## Instructions for the task
Output all of the records exactly as written.

## Data for this task
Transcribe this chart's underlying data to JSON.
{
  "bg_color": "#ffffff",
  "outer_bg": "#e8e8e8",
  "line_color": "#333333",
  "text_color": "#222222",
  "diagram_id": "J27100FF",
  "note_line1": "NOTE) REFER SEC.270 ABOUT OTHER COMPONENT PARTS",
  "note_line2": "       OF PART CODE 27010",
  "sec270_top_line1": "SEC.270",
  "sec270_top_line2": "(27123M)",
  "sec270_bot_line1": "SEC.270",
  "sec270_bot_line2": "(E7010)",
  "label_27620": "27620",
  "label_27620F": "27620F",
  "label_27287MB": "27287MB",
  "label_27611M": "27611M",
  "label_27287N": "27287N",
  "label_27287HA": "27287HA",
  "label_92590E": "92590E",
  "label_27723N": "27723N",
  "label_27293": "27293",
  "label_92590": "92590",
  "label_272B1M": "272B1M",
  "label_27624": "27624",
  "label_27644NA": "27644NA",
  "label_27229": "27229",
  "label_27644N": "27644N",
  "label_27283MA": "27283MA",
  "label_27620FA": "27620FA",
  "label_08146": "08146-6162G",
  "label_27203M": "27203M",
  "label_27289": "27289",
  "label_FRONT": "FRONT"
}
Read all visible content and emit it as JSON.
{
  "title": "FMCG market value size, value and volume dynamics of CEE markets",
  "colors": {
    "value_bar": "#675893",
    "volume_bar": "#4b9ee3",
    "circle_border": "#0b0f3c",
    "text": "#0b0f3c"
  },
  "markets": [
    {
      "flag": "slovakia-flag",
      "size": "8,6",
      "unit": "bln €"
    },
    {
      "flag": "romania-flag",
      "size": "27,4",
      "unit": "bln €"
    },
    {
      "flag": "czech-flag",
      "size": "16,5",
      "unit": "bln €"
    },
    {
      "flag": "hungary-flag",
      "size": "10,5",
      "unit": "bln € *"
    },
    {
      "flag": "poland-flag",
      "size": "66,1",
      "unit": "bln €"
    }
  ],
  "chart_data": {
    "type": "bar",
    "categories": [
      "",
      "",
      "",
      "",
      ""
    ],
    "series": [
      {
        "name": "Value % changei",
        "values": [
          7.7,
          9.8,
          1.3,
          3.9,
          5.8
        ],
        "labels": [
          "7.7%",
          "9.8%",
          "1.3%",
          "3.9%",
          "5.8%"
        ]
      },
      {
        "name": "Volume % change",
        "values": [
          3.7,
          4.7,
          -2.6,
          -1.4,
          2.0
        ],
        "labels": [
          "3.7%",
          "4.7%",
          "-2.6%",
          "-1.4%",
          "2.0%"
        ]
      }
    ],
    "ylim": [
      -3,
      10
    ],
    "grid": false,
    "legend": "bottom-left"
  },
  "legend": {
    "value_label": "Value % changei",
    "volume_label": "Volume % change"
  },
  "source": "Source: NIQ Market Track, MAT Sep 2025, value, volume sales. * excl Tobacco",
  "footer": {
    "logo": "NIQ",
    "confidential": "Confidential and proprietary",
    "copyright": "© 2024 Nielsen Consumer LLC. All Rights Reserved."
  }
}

## Written answer
Transcribe this chart's underlying data to JSON.
{
  "bg_color": "#ffffff",
  "outer_bg": "#e8e8e8",
  "line_color": "#333333",
  "text_color": "#222222",
  "diagram_id": "J27100FF",
  "note_line1": "NOTE) REFER SEC.270 ABOUT OTHER COMPONENT PARTS",
  "note_line2": "       OF PART CODE 27010",
  "sec270_top_line1": "SEC.270",
  "sec270_top_line2": "(27123M)",
  "sec270_bot_line1": "SEC.270",
  "sec270_bot_line2": "(E7010)",
  "label_27620": "27620",
  "label_27620F": "27620F",
  "label_27287MB": "27287MB",
  "label_27611M": "27611M",
  "label_27287N": "27287N",
  "label_27287HA": "27287HA",
  "label_92590E": "92590E",
  "label_27723N": "27723N",
  "label_27293": "27293",
  "label_92590": "92590",
  "label_272B1M": "272B1M",
  "label_27624": "27624",
  "label_27644NA": "27644NA",
  "label_27229": "27229",
  "label_27644N": "27644N",
  "label_27283MA": "27283MA",
  "label_27620FA": "27620FA",
  "label_08146": "08146-6162G",
  "label_27203M": "27203M",
  "label_27289": "27289",
  "label_FRONT": "FRONT"
}
Read all visible content and emit it as JSON.
{
  "title": "FMCG market value size, value and volume dynamics of CEE markets",
  "colors": {
    "value_bar": "#675893",
    "volume_bar": "#4b9ee3",
    "circle_border": "#0b0f3c",
    "text": "#0b0f3c"
  },
  "markets": [
    {
      "flag": "slovakia-flag",
      "size": "8,6",
      "unit": "bln €"
    },
    {
      "flag": "romania-flag",
      "size": "27,4",
      "unit": "bln €"
    },
    {
      "flag": "czech-flag",
      "size": "16,5",
      "unit": "bln €"
    },
    {
      "flag": "hungary-flag",
      "size": "10,5",
      "unit": "bln € *"
    },
    {
      "flag": "poland-flag",
      "size": "66,1",
      "unit": "bln €"
    }
  ],
  "chart_data": {
    "type": "bar",
    "categories": [
      "",
      "",
      "",
      "",
      ""
    ],
    "series": [
      {
        "name": "Value % changei",
        "values": [
          7.7,
          9.8,
          1.3,
          3.9,
          5.8
        ],
        "labels": [
          "7.7%",
          "9.8%",
          "1.3%",
          "3.9%",
          "5.8%"
        ]
      },
      {
        "name": "Volume % change",
        "values": [
          3.7,
          4.7,
          -2.6,
          -1.4,
          2.0
        ],
        "labels": [
          "3.7%",
          "4.7%",
          "-2.6%",
          "-1.4%",
          "2.0%"
        ]
      }
    ],
    "ylim": [
      -3,
      10
    ],
    "grid": false,
    "legend": "bottom-left"
  },
  "legend": {
    "value_label": "Value % changei",
    "volume_label": "Volume % change"
  },
  "source": "Source: NIQ Market Track, MAT Sep 2025, value, volume sales. * excl Tobacco",
  "footer": {
    "logo": "NIQ",
    "confidential": "Confidential and proprietary",
    "copyright": "© 2024 Nielsen Consumer LLC. All Rights Reserved."
  }
}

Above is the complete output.